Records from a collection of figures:
— start —
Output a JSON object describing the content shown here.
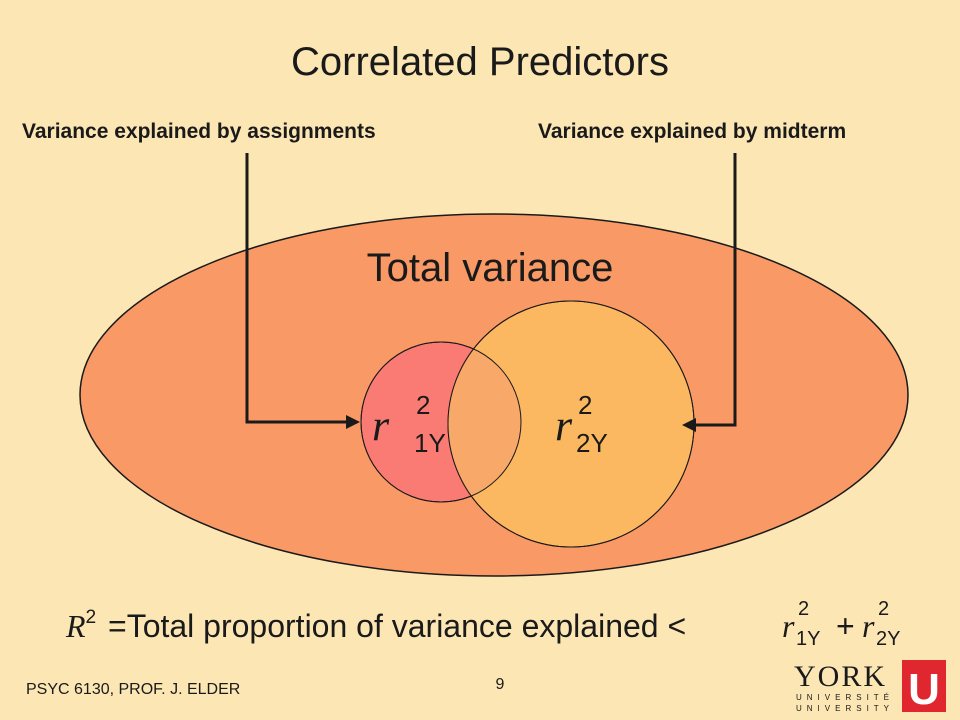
{
  "slide": {
    "title": "Correlated Predictors",
    "left_label": "Variance explained by assignments",
    "right_label": "Variance explained by midterm",
    "outer_label": "Total variance",
    "circle1": {
      "var": "r",
      "sup": "2",
      "sub": "1Y"
    },
    "circle2": {
      "var": "r",
      "sup": "2",
      "sub": "2Y"
    },
    "formula": {
      "lhs_var": "R",
      "lhs_sup": "2",
      "text": "=Total proportion of variance explained <",
      "term1": {
        "var": "r",
        "sup": "2",
        "sub": "1Y"
      },
      "plus": "+",
      "term2": {
        "var": "r",
        "sup": "2",
        "sub": "2Y"
      }
    },
    "footer": "PSYC 6130, PROF. J. ELDER",
    "page_number": "9",
    "logo": {
      "word": "YORK",
      "line1": "UNIVERSITÉ",
      "line2": "UNIVERSITY",
      "mark": "U"
    }
  },
  "colors": {
    "background": "#fbe6b4",
    "outer_ellipse": "#f99966",
    "circle1": "#f97b73",
    "circle2": "#fbb860",
    "overlap": "#f8a868",
    "logo_red": "#e0262e"
  }
}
— end —
■ THE REQUEST ■
Make an exact copy of the listing above. Do not include the pictures.

■ WRITTEN RESPONSE ■
Output a JSON object describing the content shown here.
{
  "slide": {
    "title": "Correlated Predictors",
    "left_label": "Variance explained by assignments",
    "right_label": "Variance explained by midterm",
    "outer_label": "Total variance",
    "circle1": {
      "var": "r",
      "sup": "2",
      "sub": "1Y"
    },
    "circle2": {
      "var": "r",
      "sup": "2",
      "sub": "2Y"
    },
    "formula": {
      "lhs_var": "R",
      "lhs_sup": "2",
      "text": "=Total proportion of variance explained <",
      "term1": {
        "var": "r",
        "sup": "2",
        "sub": "1Y"
      },
      "plus": "+",
      "term2": {
        "var": "r",
        "sup": "2",
        "sub": "2Y"
      }
    },
    "footer": "PSYC 6130, PROF. J. ELDER",
    "page_number": "9",
    "logo": {
      "word": "YORK",
      "line1": "UNIVERSITÉ",
      "line2": "UNIVERSITY",
      "mark": "U"
    }
  },
  "colors": {
    "background": "#fbe6b4",
    "outer_ellipse": "#f99966",
    "circle1": "#f97b73",
    "circle2": "#fbb860",
    "overlap": "#f8a868",
    "logo_red": "#e0262e"
  }
}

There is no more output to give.